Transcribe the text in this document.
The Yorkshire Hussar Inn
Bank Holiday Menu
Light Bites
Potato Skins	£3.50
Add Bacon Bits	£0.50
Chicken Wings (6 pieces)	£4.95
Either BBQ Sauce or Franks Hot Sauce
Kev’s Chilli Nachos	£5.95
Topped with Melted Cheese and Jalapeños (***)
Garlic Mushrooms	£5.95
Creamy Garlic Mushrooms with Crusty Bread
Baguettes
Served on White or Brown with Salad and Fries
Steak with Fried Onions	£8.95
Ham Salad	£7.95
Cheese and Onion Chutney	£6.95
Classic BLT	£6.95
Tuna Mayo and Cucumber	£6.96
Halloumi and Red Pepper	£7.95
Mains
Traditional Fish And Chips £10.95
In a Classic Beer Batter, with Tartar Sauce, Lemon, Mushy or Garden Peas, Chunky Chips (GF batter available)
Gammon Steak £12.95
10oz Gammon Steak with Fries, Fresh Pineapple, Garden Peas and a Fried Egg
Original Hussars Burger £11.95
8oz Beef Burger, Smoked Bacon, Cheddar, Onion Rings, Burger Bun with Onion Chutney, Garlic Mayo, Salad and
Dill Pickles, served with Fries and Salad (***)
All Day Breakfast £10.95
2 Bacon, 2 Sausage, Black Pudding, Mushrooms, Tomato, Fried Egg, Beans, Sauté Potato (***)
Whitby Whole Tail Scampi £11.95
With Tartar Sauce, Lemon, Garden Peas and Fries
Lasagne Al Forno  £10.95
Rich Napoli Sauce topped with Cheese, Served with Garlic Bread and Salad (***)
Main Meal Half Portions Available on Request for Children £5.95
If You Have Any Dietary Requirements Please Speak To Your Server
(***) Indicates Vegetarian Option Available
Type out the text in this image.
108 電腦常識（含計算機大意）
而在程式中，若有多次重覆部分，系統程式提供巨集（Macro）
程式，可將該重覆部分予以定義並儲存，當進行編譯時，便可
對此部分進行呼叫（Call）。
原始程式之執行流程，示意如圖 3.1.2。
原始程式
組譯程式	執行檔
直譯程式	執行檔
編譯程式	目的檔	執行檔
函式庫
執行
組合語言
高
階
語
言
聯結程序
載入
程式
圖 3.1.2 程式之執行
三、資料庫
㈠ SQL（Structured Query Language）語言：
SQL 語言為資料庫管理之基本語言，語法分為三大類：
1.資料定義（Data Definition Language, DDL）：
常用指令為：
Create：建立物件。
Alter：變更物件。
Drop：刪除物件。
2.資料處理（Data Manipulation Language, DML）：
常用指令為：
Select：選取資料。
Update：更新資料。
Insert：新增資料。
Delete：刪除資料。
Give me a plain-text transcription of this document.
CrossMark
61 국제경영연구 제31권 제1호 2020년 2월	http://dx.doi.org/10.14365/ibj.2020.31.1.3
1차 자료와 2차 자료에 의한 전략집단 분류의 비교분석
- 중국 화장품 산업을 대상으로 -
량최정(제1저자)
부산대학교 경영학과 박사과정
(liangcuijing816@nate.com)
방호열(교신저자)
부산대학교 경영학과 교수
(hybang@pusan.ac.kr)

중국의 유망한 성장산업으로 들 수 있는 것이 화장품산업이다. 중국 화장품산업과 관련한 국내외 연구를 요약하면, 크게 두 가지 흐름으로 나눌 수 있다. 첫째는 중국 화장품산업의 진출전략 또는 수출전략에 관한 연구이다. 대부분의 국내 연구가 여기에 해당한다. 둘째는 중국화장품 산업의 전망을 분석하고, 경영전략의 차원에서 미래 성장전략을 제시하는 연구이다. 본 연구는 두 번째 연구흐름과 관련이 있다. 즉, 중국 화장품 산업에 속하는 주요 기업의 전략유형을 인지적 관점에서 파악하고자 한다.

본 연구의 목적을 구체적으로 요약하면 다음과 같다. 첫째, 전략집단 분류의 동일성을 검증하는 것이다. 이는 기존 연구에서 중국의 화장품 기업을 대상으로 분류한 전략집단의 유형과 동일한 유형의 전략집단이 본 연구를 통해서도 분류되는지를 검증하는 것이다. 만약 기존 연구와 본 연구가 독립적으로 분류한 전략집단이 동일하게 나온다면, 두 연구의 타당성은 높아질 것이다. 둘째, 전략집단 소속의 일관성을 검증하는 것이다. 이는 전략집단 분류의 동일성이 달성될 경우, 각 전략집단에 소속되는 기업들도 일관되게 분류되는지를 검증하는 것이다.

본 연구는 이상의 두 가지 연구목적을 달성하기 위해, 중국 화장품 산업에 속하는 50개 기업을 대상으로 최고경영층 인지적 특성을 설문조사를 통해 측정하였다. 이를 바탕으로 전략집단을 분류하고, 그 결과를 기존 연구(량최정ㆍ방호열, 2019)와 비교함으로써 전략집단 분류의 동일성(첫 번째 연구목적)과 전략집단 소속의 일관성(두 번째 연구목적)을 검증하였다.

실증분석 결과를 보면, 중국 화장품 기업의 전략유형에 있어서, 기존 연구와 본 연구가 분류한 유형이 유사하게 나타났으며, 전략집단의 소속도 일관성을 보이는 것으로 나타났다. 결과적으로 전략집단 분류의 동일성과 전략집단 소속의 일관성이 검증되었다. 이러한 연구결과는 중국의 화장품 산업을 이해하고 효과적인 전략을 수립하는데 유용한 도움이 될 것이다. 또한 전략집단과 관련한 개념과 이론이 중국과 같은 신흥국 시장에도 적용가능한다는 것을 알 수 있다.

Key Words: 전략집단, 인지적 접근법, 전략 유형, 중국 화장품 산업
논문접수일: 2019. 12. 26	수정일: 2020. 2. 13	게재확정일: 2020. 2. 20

____________

__DIRECTIVE__: Search the data for "전략집단". Copy every matching line.

__TASK RESPONSE__:
1차 자료와 2차 자료에 의한 전략집단 분류의 비교분석
본 연구의 목적을 구체적으로 요약하면 다음과 같다. 첫째, 전략집단 분류의 동일성을 검증하는 것이다. 이는 기존 연구에서 중국의 화장품 기업을 대상으로 분류한 전략집단의 유형과 동일한 유형의 전략집단이 본 연구를 통해서도 분류되는지를 검증하는 것이다. 만약 기존 연구와 본 연구가 독립적으로 분류한 전략집단이 동일하게 나온다면, 두 연구의 타당성은 높아질 것이다. 둘째, 전략집단 소속의 일관성을 검증하는 것이다. 이는 전략집단 분류의 동일성이 달성될 경우, 각 전략집단에 소속되는 기업들도 일관되게 분류되는지를 검증하는 것이다.
본 연구는 이상의 두 가지 연구목적을 달성하기 위해, 중국 화장품 산업에 속하는 50개 기업을 대상으로 최고경영층 인지적 특성을 설문조사를 통해 측정하였다. 이를 바탕으로 전략집단을 분류하고, 그 결과를 기존 연구(량최정ㆍ방호열, 2019)와 비교함으로써 전략집단 분류의 동일성(첫 번째 연구목적)과 전략집단 소속의 일관성(두 번째 연구목적)을 검증하였다.
실증분석 결과를 보면, 중국 화장품 기업의 전략유형에 있어서, 기존 연구와 본 연구가 분류한 유형이 유사하게 나타났으며, 전략집단의 소속도 일관성을 보이는 것으로 나타났다. 결과적으로 전략집단 분류의 동일성과 전략집단 소속의 일관성이 검증되었다. 이러한 연구결과는 중국의 화장품 산업을 이해하고 효과적인 전략을 수립하는데 유용한 도움이 될 것이다. 또한 전략집단과 관련한 개념과 이론이 중국과 같은 신흥국 시장에도 적용가능한다는 것을 알 수 있다.
Key Words: 전략집단, 인지적 접근법, 전략 유형, 중국 화장품 산업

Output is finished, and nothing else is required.